[Start of Given records]

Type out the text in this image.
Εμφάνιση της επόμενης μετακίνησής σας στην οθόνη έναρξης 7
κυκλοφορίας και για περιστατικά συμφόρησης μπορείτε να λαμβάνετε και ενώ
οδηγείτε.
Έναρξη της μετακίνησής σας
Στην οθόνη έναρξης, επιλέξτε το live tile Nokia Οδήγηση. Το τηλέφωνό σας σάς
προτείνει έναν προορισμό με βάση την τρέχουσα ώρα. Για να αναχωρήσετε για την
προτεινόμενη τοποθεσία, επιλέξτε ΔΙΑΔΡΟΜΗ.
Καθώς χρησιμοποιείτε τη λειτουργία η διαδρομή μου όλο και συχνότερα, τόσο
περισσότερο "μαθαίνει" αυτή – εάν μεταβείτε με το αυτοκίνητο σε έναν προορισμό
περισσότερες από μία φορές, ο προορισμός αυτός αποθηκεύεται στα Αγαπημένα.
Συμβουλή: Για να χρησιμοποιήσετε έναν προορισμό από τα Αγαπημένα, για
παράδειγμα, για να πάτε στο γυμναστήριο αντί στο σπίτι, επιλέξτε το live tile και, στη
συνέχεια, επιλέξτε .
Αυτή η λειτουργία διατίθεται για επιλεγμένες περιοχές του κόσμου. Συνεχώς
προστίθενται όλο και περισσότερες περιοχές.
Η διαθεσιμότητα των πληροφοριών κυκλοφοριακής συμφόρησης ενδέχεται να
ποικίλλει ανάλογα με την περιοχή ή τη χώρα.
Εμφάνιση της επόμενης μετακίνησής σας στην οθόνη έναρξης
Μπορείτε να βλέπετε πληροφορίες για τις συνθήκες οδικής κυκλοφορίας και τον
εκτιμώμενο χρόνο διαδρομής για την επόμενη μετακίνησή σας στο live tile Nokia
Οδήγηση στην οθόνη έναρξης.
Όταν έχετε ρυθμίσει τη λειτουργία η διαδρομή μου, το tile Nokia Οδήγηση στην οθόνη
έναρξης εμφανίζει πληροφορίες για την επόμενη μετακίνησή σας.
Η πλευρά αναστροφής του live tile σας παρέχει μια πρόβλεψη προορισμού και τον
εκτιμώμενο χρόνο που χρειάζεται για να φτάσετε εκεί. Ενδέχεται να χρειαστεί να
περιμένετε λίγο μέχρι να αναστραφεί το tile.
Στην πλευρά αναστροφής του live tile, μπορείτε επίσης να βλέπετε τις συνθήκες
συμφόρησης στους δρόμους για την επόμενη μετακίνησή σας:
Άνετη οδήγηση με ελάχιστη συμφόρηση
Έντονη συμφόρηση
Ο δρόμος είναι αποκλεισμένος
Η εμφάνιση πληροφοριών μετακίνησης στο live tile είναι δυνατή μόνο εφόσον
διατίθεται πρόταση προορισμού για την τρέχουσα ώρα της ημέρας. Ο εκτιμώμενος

[End of Given records]

Work to complete: Using the listing above, please repeat every entry exactly.

Result:
Type out the text in this image.
Εμφάνιση της επόμενης μετακίνησής σας στην οθόνη έναρξης 7
κυκλοφορίας και για περιστατικά συμφόρησης μπορείτε να λαμβάνετε και ενώ
οδηγείτε.
Έναρξη της μετακίνησής σας
Στην οθόνη έναρξης, επιλέξτε το live tile Nokia Οδήγηση. Το τηλέφωνό σας σάς
προτείνει έναν προορισμό με βάση την τρέχουσα ώρα. Για να αναχωρήσετε για την
προτεινόμενη τοποθεσία, επιλέξτε ΔΙΑΔΡΟΜΗ.
Καθώς χρησιμοποιείτε τη λειτουργία η διαδρομή μου όλο και συχνότερα, τόσο
περισσότερο "μαθαίνει" αυτή – εάν μεταβείτε με το αυτοκίνητο σε έναν προορισμό
περισσότερες από μία φορές, ο προορισμός αυτός αποθηκεύεται στα Αγαπημένα.
Συμβουλή: Για να χρησιμοποιήσετε έναν προορισμό από τα Αγαπημένα, για
παράδειγμα, για να πάτε στο γυμναστήριο αντί στο σπίτι, επιλέξτε το live tile και, στη
συνέχεια, επιλέξτε .
Αυτή η λειτουργία διατίθεται για επιλεγμένες περιοχές του κόσμου. Συνεχώς
προστίθενται όλο και περισσότερες περιοχές.
Η διαθεσιμότητα των πληροφοριών κυκλοφοριακής συμφόρησης ενδέχεται να
ποικίλλει ανάλογα με την περιοχή ή τη χώρα.
Εμφάνιση της επόμενης μετακίνησής σας στην οθόνη έναρξης
Μπορείτε να βλέπετε πληροφορίες για τις συνθήκες οδικής κυκλοφορίας και τον
εκτιμώμενο χρόνο διαδρομής για την επόμενη μετακίνησή σας στο live tile Nokia
Οδήγηση στην οθόνη έναρξης.
Όταν έχετε ρυθμίσει τη λειτουργία η διαδρομή μου, το tile Nokia Οδήγηση στην οθόνη
έναρξης εμφανίζει πληροφορίες για την επόμενη μετακίνησή σας.
Η πλευρά αναστροφής του live tile σας παρέχει μια πρόβλεψη προορισμού και τον
εκτιμώμενο χρόνο που χρειάζεται για να φτάσετε εκεί. Ενδέχεται να χρειαστεί να
περιμένετε λίγο μέχρι να αναστραφεί το tile.
Στην πλευρά αναστροφής του live tile, μπορείτε επίσης να βλέπετε τις συνθήκες
συμφόρησης στους δρόμους για την επόμενη μετακίνησή σας:
Άνετη οδήγηση με ελάχιστη συμφόρηση
Έντονη συμφόρηση
Ο δρόμος είναι αποκλεισμένος
Η εμφάνιση πληροφοριών μετακίνησης στο live tile είναι δυνατή μόνο εφόσον
διατίθεται πρόταση προορισμού για την τρέχουσα ώρα της ημέρας. Ο εκτιμώμενος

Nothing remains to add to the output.